**Written exercise:**
Locate each line with the string "即可解答" in the listing below and copy it.

**Exercise material:**
◇ ◇ ◇ ◇ ◇ ◇ ◇

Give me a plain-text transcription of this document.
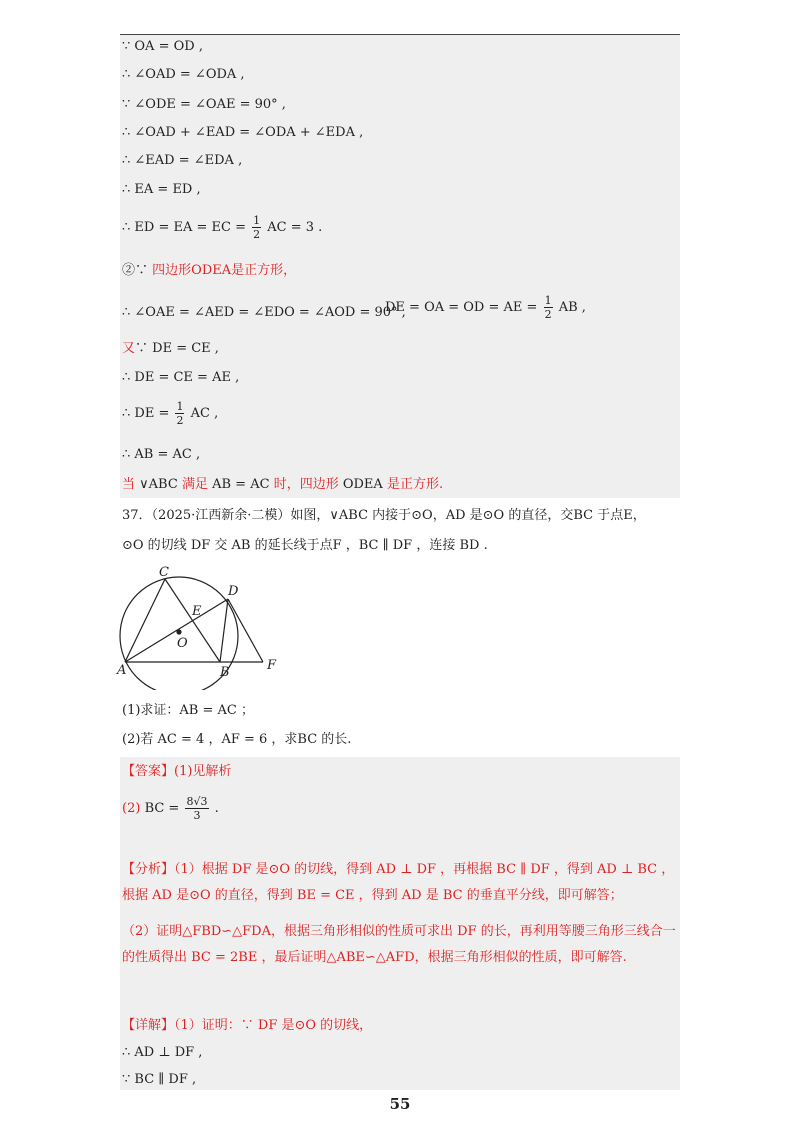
∵ OA = OD ,
∴ ∠OAD = ∠ODA ,
∵ ∠ODE = ∠OAE = 90° ,
∴ ∠OAD + ∠EAD = ∠ODA + ∠EDA ,
∴ ∠EAD = ∠EDA ,
∴ EA = ED ,
∴ ED = EA = EC = $\frac{1}{2}$ AC = 3 .
②∵ 四边形ODEA是正方形，
∴ ∠OAE = ∠AED = ∠EDO = ∠AOD = 90° ,
DE = OA = OD = AE = $\frac{1}{2}$ AB ,
又∵ DE = CE ,
∴ DE = CE = AE ,
∴ DE = $\frac{1}{2}$ AC ,
∴ AB = AC ,
当 ∨ABC 满足 AB = AC 时，四边形 ODEA 是正方形.
37．（2025·江西新余·二模）如图，∨ABC 内接于⊙O，AD 是⊙O 的直径，交BC 于点E，
⊙O 的切线 DF 交 AB 的延长线于点F ，BC ∥ DF ，连接 BD .
C
D
E
O
A	B	F
(1)求证：AB = AC ；
(2)若 AC = 4 ，AF = 6 ，求BC 的长.
【答案】(1)见解析
(2) BC = $\frac{8√3}{3}$ .
【分析】（1）根据 DF 是⊙O 的切线，得到 AD ⊥ DF ，再根据 BC ∥ DF ，得到 AD ⊥ BC ，根据 AD 是⊙O 的直径，得到 BE = CE ，得到 AD 是 BC 的垂直平分线，即可解答；
（2）证明△FBD∽△FDA，根据三角形相似的性质可求出 DF 的长，再利用等腰三角形三线合一的性质得出 BC = 2BE ，最后证明△ABE∽△AFD，根据三角形相似的性质，即可解答.
【详解】（1）证明：∵ DF 是⊙O 的切线，
∴ AD ⊥ DF ,
∵ BC ∥ DF ,
55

◇ ◇ ◇ ◇ ◇ ◇ ◇

**Problem solution:**
【分析】（1）根据 DF 是⊙O 的切线，得到 AD ⊥ DF ，再根据 BC ∥ DF ，得到 AD ⊥ BC ，根据 AD 是⊙O 的直径，得到 BE = CE ，得到 AD 是 BC 的垂直平分线，即可解答；
（2）证明△FBD∽△FDA，根据三角形相似的性质可求出 DF 的长，再利用等腰三角形三线合一的性质得出 BC = 2BE ，最后证明△ABE∽△AFD，根据三角形相似的性质，即可解答.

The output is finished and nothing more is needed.